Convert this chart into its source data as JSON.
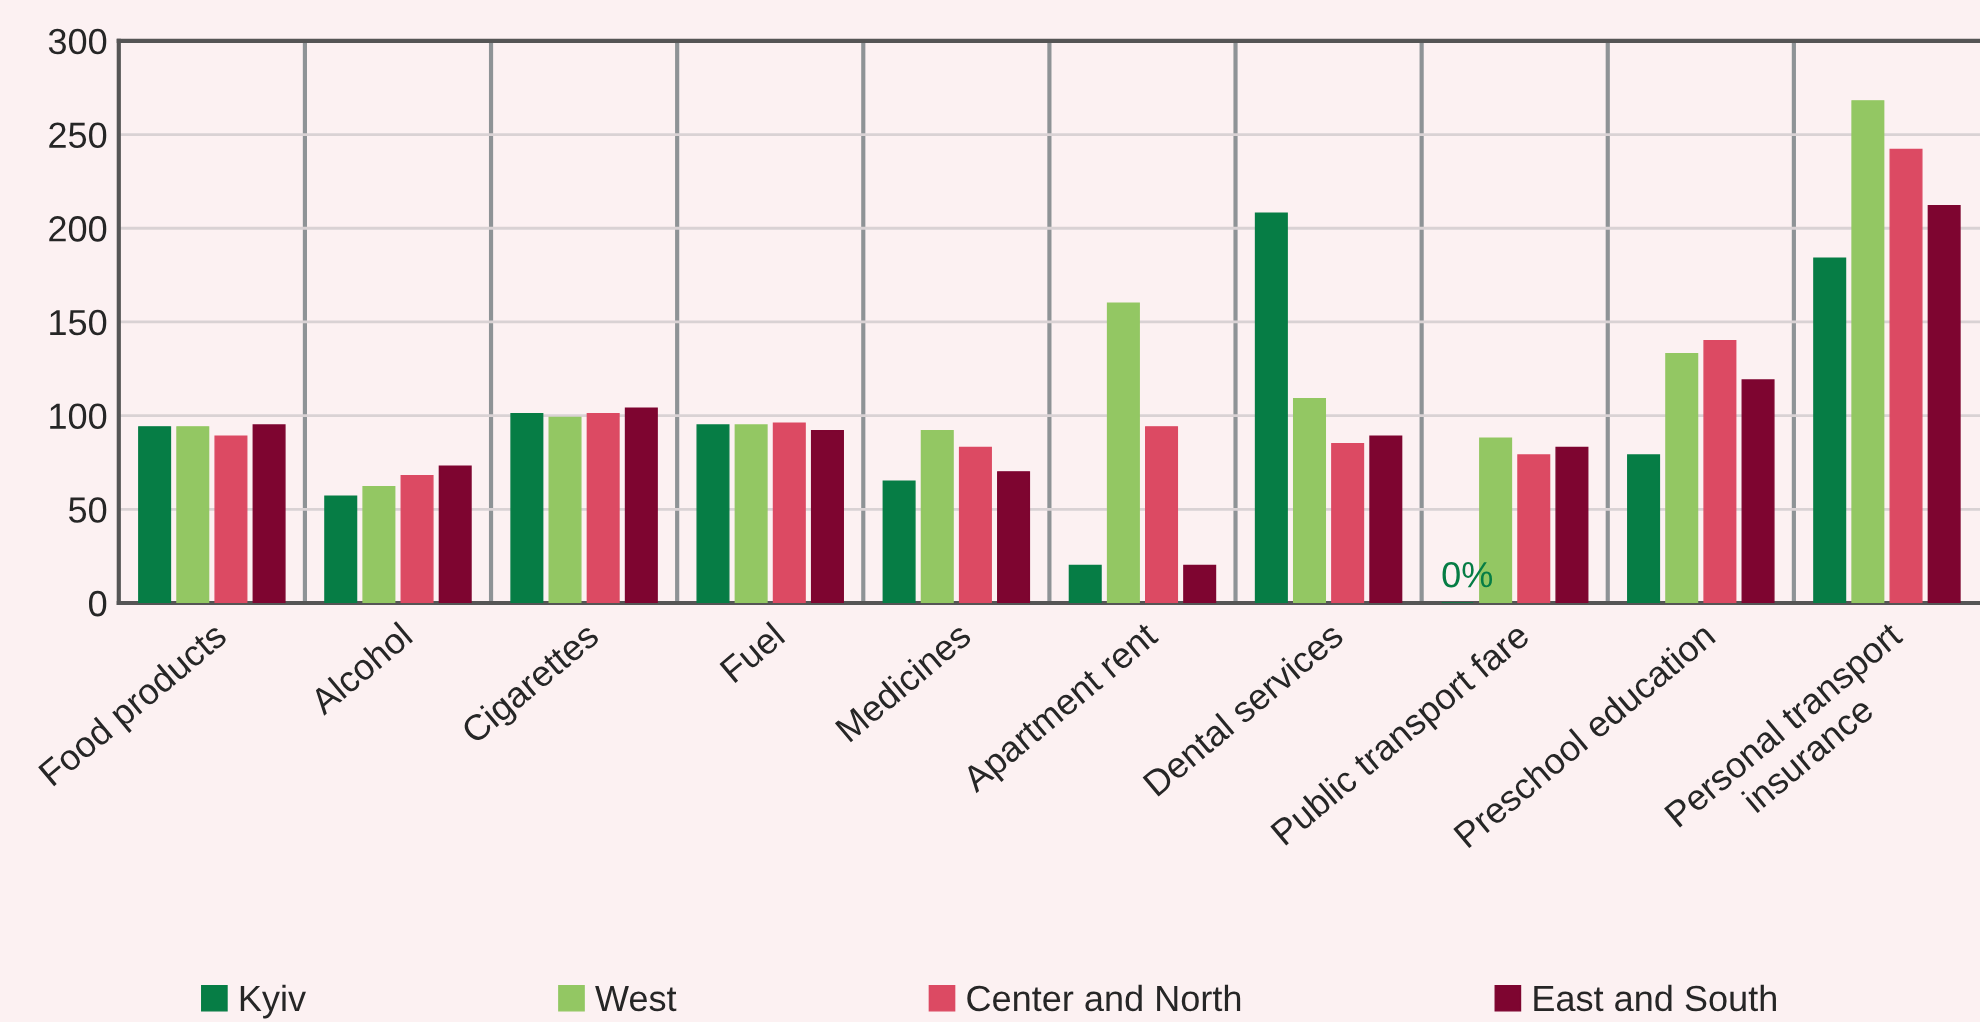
{
  "chart_data": {
    "type": "bar",
    "categories": [
      "Food products",
      "Alcohol",
      "Cigarettes",
      "Fuel",
      "Medicines",
      "Apartment rent",
      "Dental services",
      "Public transport fare",
      "Preschool education",
      "Personal transport\ninsurance"
    ],
    "series": [
      {
        "name": "Kyiv",
        "color": "#067d45",
        "values": [
          94,
          57,
          101,
          95,
          65,
          20,
          208,
          0,
          79,
          184
        ]
      },
      {
        "name": "West",
        "color": "#93c763",
        "values": [
          94,
          62,
          99,
          95,
          92,
          160,
          109,
          88,
          133,
          268
        ]
      },
      {
        "name": "Center and North",
        "color": "#dc4a63",
        "values": [
          89,
          68,
          101,
          96,
          83,
          94,
          85,
          79,
          140,
          242
        ]
      },
      {
        "name": "East and South",
        "color": "#7e0530",
        "values": [
          95,
          73,
          104,
          92,
          70,
          20,
          89,
          83,
          119,
          212
        ]
      }
    ],
    "annotations": [
      {
        "text": "0%",
        "x": "Public transport fare",
        "y": 0
      }
    ],
    "ylim": [
      0,
      300
    ],
    "yticks": [
      0,
      50,
      100,
      150,
      200,
      250,
      300
    ],
    "grid": "y",
    "legend": "bottom"
  }
}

* _Directive_
Select all lines with the word "Public" from the entries above.

* _Exercise solution_
      "Public transport fare",
        "x": "Public transport fare",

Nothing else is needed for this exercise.